» TASK TO CARRY OUT
Copy the following lines word for word, in the same order.

» DATA
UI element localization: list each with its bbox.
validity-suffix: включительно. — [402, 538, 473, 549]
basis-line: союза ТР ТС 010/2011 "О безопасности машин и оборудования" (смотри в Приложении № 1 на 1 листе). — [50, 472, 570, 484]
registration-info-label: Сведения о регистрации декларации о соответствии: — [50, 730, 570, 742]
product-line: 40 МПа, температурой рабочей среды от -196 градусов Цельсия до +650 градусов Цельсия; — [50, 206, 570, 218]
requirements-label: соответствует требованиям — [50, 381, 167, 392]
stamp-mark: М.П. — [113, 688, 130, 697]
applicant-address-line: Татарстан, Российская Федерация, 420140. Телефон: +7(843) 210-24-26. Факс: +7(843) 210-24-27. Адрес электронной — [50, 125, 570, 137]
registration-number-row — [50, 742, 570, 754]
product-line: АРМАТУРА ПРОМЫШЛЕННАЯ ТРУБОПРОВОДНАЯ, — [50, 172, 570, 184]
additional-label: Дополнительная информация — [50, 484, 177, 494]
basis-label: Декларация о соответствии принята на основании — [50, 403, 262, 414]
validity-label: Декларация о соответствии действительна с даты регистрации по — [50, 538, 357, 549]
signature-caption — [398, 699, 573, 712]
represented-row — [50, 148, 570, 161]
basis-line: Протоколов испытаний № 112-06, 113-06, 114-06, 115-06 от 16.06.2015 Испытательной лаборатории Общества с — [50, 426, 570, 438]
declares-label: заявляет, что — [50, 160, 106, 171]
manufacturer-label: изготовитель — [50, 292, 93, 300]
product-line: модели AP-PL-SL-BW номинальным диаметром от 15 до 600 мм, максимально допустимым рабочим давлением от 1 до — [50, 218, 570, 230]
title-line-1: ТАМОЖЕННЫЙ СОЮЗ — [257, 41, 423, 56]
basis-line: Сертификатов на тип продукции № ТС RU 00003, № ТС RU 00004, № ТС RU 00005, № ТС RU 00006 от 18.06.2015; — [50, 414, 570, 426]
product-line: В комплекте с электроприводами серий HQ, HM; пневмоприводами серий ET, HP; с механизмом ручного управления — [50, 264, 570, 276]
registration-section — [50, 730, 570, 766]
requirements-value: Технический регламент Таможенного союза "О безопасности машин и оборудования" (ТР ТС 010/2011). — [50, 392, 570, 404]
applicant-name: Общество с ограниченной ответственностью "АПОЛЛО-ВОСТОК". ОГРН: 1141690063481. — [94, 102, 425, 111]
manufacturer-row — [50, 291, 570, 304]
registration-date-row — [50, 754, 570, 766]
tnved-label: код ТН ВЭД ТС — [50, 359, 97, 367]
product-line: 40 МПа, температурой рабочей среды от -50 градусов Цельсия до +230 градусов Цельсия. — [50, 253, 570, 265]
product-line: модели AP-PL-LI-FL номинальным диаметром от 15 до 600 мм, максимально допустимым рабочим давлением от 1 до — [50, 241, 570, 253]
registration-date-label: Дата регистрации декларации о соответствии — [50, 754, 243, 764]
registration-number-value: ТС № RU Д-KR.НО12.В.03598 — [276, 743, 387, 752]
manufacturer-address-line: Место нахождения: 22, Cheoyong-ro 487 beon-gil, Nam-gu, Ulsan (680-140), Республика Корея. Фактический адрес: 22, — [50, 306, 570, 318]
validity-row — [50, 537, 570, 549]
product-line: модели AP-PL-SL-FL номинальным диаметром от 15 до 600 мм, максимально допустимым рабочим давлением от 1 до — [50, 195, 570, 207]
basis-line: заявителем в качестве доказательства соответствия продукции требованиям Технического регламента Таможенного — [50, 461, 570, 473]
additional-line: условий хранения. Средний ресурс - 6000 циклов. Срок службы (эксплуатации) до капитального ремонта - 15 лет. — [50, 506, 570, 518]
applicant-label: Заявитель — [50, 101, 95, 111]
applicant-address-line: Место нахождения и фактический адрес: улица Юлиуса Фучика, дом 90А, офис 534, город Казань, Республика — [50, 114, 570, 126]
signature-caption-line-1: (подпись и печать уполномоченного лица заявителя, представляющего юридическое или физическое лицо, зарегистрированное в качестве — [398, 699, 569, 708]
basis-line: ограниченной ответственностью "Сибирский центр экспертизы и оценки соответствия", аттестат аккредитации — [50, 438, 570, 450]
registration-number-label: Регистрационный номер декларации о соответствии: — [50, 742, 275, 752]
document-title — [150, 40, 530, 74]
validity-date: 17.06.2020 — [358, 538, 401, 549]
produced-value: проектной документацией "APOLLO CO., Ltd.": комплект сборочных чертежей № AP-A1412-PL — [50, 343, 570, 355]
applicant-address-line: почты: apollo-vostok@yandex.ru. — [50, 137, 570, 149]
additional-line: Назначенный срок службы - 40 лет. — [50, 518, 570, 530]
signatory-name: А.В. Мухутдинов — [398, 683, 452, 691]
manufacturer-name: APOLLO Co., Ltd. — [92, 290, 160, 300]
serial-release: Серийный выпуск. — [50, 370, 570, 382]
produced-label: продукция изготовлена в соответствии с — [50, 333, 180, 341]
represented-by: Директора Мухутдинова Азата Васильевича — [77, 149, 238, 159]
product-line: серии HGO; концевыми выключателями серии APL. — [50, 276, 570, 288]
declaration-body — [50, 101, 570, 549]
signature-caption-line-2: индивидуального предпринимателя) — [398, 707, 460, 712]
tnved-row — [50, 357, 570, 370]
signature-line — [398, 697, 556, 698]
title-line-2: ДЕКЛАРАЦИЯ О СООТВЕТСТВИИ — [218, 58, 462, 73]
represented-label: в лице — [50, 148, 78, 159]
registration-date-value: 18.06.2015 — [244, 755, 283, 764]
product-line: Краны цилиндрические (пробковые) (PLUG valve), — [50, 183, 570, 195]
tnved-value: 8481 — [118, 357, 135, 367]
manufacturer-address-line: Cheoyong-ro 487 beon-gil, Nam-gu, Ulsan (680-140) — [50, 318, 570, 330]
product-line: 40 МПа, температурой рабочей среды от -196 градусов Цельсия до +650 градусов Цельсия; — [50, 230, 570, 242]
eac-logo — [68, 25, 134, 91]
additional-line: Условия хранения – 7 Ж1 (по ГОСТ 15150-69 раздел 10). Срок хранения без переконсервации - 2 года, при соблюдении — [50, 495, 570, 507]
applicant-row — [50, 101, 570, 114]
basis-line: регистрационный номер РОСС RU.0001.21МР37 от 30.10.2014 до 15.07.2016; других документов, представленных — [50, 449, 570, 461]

» THE ANSWER
UI element localization: list each with its bbox.
validity-suffix: включительно. — [402, 538, 473, 549]
basis-line: союза ТР ТС 010/2011 "О безопасности машин и оборудования" (смотри в Приложении № 1 на 1 листе). — [50, 472, 570, 484]
registration-info-label: Сведения о регистрации декларации о соответствии: — [50, 730, 570, 742]
product-line: 40 МПа, температурой рабочей среды от -196 градусов Цельсия до +650 градусов Цельсия; — [50, 206, 570, 218]
requirements-label: соответствует требованиям — [50, 381, 167, 392]
stamp-mark: М.П. — [113, 688, 130, 697]
applicant-address-line: Татарстан, Российская Федерация, 420140. Телефон: +7(843) 210-24-26. Факс: +7(843) 210-24-27. Адрес электронной — [50, 125, 570, 137]
registration-number-row — [50, 742, 570, 754]
product-line: АРМАТУРА ПРОМЫШЛЕННАЯ ТРУБОПРОВОДНАЯ, — [50, 172, 570, 184]
additional-label: Дополнительная информация — [50, 484, 177, 494]
basis-label: Декларация о соответствии принята на основании — [50, 403, 262, 414]
validity-label: Декларация о соответствии действительна с даты регистрации по — [50, 538, 357, 549]
signature-caption — [398, 699, 573, 712]
represented-row — [50, 148, 570, 161]
basis-line: Протоколов испытаний № 112-06, 113-06, 114-06, 115-06 от 16.06.2015 Испытательной лаборатории Общества с — [50, 426, 570, 438]
declares-label: заявляет, что — [50, 160, 106, 171]
manufacturer-label: изготовитель — [50, 292, 93, 300]
product-line: модели AP-PL-SL-BW номинальным диаметром от 15 до 600 мм, максимально допустимым рабочим давлением от 1 до — [50, 218, 570, 230]
title-line-1: ТАМОЖЕННЫЙ СОЮЗ — [257, 41, 423, 56]
basis-line: Сертификатов на тип продукции № ТС RU 00003, № ТС RU 00004, № ТС RU 00005, № ТС RU 00006 от 18.06.2015; — [50, 414, 570, 426]
product-line: В комплекте с электроприводами серий HQ, HM; пневмоприводами серий ET, HP; с механизмом ручного управления — [50, 264, 570, 276]
registration-section — [50, 730, 570, 766]
requirements-value: Технический регламент Таможенного союза "О безопасности машин и оборудования" (ТР ТС 010/2011). — [50, 392, 570, 404]
applicant-name: Общество с ограниченной ответственностью "АПОЛЛО-ВОСТОК". ОГРН: 1141690063481. — [94, 102, 425, 111]
manufacturer-row — [50, 291, 570, 304]
registration-date-row — [50, 754, 570, 766]
tnved-label: код ТН ВЭД ТС — [50, 359, 97, 367]
product-line: 40 МПа, температурой рабочей среды от -50 градусов Цельсия до +230 градусов Цельсия. — [50, 253, 570, 265]
product-line: модели AP-PL-LI-FL номинальным диаметром от 15 до 600 мм, максимально допустимым рабочим давлением от 1 до — [50, 241, 570, 253]
registration-date-label: Дата регистрации декларации о соответствии — [50, 754, 243, 764]
registration-number-value: ТС № RU Д-KR.НО12.В.03598 — [276, 743, 387, 752]
manufacturer-address-line: Место нахождения: 22, Cheoyong-ro 487 beon-gil, Nam-gu, Ulsan (680-140), Республика Корея. Фактический адрес: 22, — [50, 306, 570, 318]
validity-row — [50, 537, 570, 549]
product-line: модели AP-PL-SL-FL номинальным диаметром от 15 до 600 мм, максимально допустимым рабочим давлением от 1 до — [50, 195, 570, 207]
basis-line: заявителем в качестве доказательства соответствия продукции требованиям Технического регламента Таможенного — [50, 461, 570, 473]
additional-line: условий хранения. Средний ресурс - 6000 циклов. Срок службы (эксплуатации) до капитального ремонта - 15 лет. — [50, 506, 570, 518]
applicant-label: Заявитель — [50, 101, 95, 111]
applicant-address-line: Место нахождения и фактический адрес: улица Юлиуса Фучика, дом 90А, офис 534, город Казань, Республика — [50, 114, 570, 126]
signature-caption-line-1: (подпись и печать уполномоченного лица заявителя, представляющего юридическое или физическое лицо, зарегистрированное в качестве — [398, 699, 569, 708]
basis-line: ограниченной ответственностью "Сибирский центр экспертизы и оценки соответствия", аттестат аккредитации — [50, 438, 570, 450]
registration-number-label: Регистрационный номер декларации о соответствии: — [50, 742, 275, 752]
document-title — [150, 40, 530, 74]
validity-date: 17.06.2020 — [358, 538, 401, 549]
produced-value: проектной документацией "APOLLO CO., Ltd.": комплект сборочных чертежей № AP-A1412-PL — [50, 343, 570, 355]
applicant-address-line: почты: apollo-vostok@yandex.ru. — [50, 137, 570, 149]
additional-line: Назначенный срок службы - 40 лет. — [50, 518, 570, 530]
signatory-name: А.В. Мухутдинов — [398, 683, 452, 691]
manufacturer-name: APOLLO Co., Ltd. — [92, 290, 160, 300]
serial-release: Серийный выпуск. — [50, 370, 570, 382]
produced-label: продукция изготовлена в соответствии с — [50, 333, 180, 341]
represented-by: Директора Мухутдинова Азата Васильевича — [77, 149, 238, 159]
product-line: серии HGO; концевыми выключателями серии APL. — [50, 276, 570, 288]
declaration-body — [50, 101, 570, 549]
signature-caption-line-2: индивидуального предпринимателя) — [398, 707, 460, 712]
tnved-row — [50, 357, 570, 370]
signature-line — [398, 697, 556, 698]
title-line-2: ДЕКЛАРАЦИЯ О СООТВЕТСТВИИ — [218, 58, 462, 73]
represented-label: в лице — [50, 148, 78, 159]
registration-date-value: 18.06.2015 — [244, 755, 283, 764]
product-line: Краны цилиндрические (пробковые) (PLUG valve), — [50, 183, 570, 195]
tnved-value: 8481 — [118, 357, 135, 367]
manufacturer-address-line: Cheoyong-ro 487 beon-gil, Nam-gu, Ulsan (680-140) — [50, 318, 570, 330]
product-line: 40 МПа, температурой рабочей среды от -196 градусов Цельсия до +650 градусов Цельсия; — [50, 230, 570, 242]
eac-logo — [68, 25, 134, 91]
additional-line: Условия хранения – 7 Ж1 (по ГОСТ 15150-69 раздел 10). Срок хранения без переконсервации - 2 года, при соблюдении — [50, 495, 570, 507]
applicant-row — [50, 101, 570, 114]
basis-line: регистрационный номер РОСС RU.0001.21МР37 от 30.10.2014 до 15.07.2016; других документов, представленных — [50, 449, 570, 461]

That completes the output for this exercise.